### Prompt
Identify the lines that contain the word "Correlation" and copy each one.
--- START ---
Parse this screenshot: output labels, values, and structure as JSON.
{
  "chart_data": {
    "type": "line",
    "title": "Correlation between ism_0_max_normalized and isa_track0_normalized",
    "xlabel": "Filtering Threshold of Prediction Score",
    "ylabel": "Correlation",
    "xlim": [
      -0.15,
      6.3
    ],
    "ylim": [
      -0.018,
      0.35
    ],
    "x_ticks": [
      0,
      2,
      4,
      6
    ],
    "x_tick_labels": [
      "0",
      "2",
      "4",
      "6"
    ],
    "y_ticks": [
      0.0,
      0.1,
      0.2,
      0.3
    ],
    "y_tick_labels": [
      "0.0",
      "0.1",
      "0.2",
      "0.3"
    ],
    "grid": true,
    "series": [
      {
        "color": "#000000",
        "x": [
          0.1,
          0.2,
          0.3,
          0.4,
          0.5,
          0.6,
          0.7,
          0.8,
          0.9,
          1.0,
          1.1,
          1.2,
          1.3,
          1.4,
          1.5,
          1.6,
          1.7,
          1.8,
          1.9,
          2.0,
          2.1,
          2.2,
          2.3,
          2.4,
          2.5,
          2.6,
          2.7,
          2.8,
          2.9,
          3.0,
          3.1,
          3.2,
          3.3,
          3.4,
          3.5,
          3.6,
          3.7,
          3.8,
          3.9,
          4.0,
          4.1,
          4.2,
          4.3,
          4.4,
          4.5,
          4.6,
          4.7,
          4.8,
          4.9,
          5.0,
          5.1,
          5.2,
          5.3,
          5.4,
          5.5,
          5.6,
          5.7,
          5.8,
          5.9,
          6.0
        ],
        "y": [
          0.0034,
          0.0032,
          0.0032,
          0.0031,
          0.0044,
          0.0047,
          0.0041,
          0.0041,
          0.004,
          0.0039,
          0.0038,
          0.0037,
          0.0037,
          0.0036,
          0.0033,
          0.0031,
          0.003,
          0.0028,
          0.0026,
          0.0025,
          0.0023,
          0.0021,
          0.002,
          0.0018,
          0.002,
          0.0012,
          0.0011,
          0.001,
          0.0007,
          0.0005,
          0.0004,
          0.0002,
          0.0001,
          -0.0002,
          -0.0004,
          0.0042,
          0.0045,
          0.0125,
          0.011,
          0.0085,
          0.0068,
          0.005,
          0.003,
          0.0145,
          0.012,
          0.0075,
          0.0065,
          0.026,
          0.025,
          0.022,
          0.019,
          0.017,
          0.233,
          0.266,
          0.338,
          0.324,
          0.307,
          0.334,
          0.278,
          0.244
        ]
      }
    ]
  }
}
--- END ---
### Solution
    "title": "Correlation between ism_0_max_normalized and isa_track0_normalized",
    "ylabel": "Correlation",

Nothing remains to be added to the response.